Written task: Would you restate all the data that follows, word for word?

--- Material ---

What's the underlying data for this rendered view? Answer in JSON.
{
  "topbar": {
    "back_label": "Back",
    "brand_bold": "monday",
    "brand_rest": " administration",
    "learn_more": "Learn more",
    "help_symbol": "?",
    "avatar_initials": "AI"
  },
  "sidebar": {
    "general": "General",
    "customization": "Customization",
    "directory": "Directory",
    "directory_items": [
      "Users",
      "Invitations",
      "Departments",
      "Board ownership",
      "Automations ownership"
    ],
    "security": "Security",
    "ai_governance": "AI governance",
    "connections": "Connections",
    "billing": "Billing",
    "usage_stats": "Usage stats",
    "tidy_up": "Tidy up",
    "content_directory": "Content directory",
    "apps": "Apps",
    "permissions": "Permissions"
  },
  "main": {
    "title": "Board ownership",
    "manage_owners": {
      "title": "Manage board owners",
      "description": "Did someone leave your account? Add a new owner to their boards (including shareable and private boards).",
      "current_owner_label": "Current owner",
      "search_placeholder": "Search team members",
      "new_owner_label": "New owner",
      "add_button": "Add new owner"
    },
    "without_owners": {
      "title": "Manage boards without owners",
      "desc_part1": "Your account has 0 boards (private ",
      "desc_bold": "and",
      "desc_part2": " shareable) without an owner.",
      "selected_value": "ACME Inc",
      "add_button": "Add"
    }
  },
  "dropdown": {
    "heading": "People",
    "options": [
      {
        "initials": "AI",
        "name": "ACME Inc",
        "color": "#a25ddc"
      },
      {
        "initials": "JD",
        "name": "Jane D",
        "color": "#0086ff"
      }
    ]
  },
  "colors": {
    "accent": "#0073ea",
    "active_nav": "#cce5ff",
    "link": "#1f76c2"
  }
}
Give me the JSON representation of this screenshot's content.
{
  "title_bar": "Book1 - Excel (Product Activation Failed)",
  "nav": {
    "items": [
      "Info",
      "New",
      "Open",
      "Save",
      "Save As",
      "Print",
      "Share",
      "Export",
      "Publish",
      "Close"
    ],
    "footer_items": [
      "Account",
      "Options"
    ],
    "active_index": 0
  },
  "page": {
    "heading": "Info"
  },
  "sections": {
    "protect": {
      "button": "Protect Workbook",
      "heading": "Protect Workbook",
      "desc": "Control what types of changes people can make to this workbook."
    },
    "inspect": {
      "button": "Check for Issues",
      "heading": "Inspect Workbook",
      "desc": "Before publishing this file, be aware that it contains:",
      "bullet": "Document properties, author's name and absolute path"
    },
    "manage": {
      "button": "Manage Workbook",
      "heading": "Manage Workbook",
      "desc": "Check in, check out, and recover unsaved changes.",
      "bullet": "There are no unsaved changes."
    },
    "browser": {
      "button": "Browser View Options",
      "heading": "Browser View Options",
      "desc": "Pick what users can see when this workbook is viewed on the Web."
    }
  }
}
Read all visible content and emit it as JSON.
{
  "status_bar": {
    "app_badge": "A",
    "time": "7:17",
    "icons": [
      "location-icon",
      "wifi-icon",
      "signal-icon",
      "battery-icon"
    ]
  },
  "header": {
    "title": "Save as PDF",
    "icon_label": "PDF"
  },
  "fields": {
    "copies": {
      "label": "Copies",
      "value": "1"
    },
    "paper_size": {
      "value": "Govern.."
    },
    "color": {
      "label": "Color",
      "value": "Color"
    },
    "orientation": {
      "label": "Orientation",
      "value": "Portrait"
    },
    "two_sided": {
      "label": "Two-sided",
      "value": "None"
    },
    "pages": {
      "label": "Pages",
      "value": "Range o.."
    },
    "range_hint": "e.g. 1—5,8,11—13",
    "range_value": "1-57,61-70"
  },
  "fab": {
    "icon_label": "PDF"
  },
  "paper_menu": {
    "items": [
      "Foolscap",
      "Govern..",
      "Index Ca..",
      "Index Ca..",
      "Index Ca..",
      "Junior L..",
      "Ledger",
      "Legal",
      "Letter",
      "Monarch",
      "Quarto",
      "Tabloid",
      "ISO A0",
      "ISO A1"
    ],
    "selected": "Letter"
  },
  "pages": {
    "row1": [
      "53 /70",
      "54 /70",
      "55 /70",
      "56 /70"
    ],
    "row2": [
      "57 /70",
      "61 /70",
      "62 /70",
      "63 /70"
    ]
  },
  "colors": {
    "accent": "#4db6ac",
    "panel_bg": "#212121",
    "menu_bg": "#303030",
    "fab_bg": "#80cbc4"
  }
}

---

Answer to the exercise:
What's the underlying data for this rendered view? Answer in JSON.
{
  "topbar": {
    "back_label": "Back",
    "brand_bold": "monday",
    "brand_rest": " administration",
    "learn_more": "Learn more",
    "help_symbol": "?",
    "avatar_initials": "AI"
  },
  "sidebar": {
    "general": "General",
    "customization": "Customization",
    "directory": "Directory",
    "directory_items": [
      "Users",
      "Invitations",
      "Departments",
      "Board ownership",
      "Automations ownership"
    ],
    "security": "Security",
    "ai_governance": "AI governance",
    "connections": "Connections",
    "billing": "Billing",
    "usage_stats": "Usage stats",
    "tidy_up": "Tidy up",
    "content_directory": "Content directory",
    "apps": "Apps",
    "permissions": "Permissions"
  },
  "main": {
    "title": "Board ownership",
    "manage_owners": {
      "title": "Manage board owners",
      "description": "Did someone leave your account? Add a new owner to their boards (including shareable and private boards).",
      "current_owner_label": "Current owner",
      "search_placeholder": "Search team members",
      "new_owner_label": "New owner",
      "add_button": "Add new owner"
    },
    "without_owners": {
      "title": "Manage boards without owners",
      "desc_part1": "Your account has 0 boards (private ",
      "desc_bold": "and",
      "desc_part2": " shareable) without an owner.",
      "selected_value": "ACME Inc",
      "add_button": "Add"
    }
  },
  "dropdown": {
    "heading": "People",
    "options": [
      {
        "initials": "AI",
        "name": "ACME Inc",
        "color": "#a25ddc"
      },
      {
        "initials": "JD",
        "name": "Jane D",
        "color": "#0086ff"
      }
    ]
  },
  "colors": {
    "accent": "#0073ea",
    "active_nav": "#cce5ff",
    "link": "#1f76c2"
  }
}
Give me the JSON representation of this screenshot's content.
{
  "title_bar": "Book1 - Excel (Product Activation Failed)",
  "nav": {
    "items": [
      "Info",
      "New",
      "Open",
      "Save",
      "Save As",
      "Print",
      "Share",
      "Export",
      "Publish",
      "Close"
    ],
    "footer_items": [
      "Account",
      "Options"
    ],
    "active_index": 0
  },
  "page": {
    "heading": "Info"
  },
  "sections": {
    "protect": {
      "button": "Protect Workbook",
      "heading": "Protect Workbook",
      "desc": "Control what types of changes people can make to this workbook."
    },
    "inspect": {
      "button": "Check for Issues",
      "heading": "Inspect Workbook",
      "desc": "Before publishing this file, be aware that it contains:",
      "bullet": "Document properties, author's name and absolute path"
    },
    "manage": {
      "button": "Manage Workbook",
      "heading": "Manage Workbook",
      "desc": "Check in, check out, and recover unsaved changes.",
      "bullet": "There are no unsaved changes."
    },
    "browser": {
      "button": "Browser View Options",
      "heading": "Browser View Options",
      "desc": "Pick what users can see when this workbook is viewed on the Web."
    }
  }
}
Read all visible content and emit it as JSON.
{
  "status_bar": {
    "app_badge": "A",
    "time": "7:17",
    "icons": [
      "location-icon",
      "wifi-icon",
      "signal-icon",
      "battery-icon"
    ]
  },
  "header": {
    "title": "Save as PDF",
    "icon_label": "PDF"
  },
  "fields": {
    "copies": {
      "label": "Copies",
      "value": "1"
    },
    "paper_size": {
      "value": "Govern.."
    },
    "color": {
      "label": "Color",
      "value": "Color"
    },
    "orientation": {
      "label": "Orientation",
      "value": "Portrait"
    },
    "two_sided": {
      "label": "Two-sided",
      "value": "None"
    },
    "pages": {
      "label": "Pages",
      "value": "Range o.."
    },
    "range_hint": "e.g. 1—5,8,11—13",
    "range_value": "1-57,61-70"
  },
  "fab": {
    "icon_label": "PDF"
  },
  "paper_menu": {
    "items": [
      "Foolscap",
      "Govern..",
      "Index Ca..",
      "Index Ca..",
      "Index Ca..",
      "Junior L..",
      "Ledger",
      "Legal",
      "Letter",
      "Monarch",
      "Quarto",
      "Tabloid",
      "ISO A0",
      "ISO A1"
    ],
    "selected": "Letter"
  },
  "pages": {
    "row1": [
      "53 /70",
      "54 /70",
      "55 /70",
      "56 /70"
    ],
    "row2": [
      "57 /70",
      "61 /70",
      "62 /70",
      "63 /70"
    ]
  },
  "colors": {
    "accent": "#4db6ac",
    "panel_bg": "#212121",
    "menu_bg": "#303030",
    "fab_bg": "#80cbc4"
  }
}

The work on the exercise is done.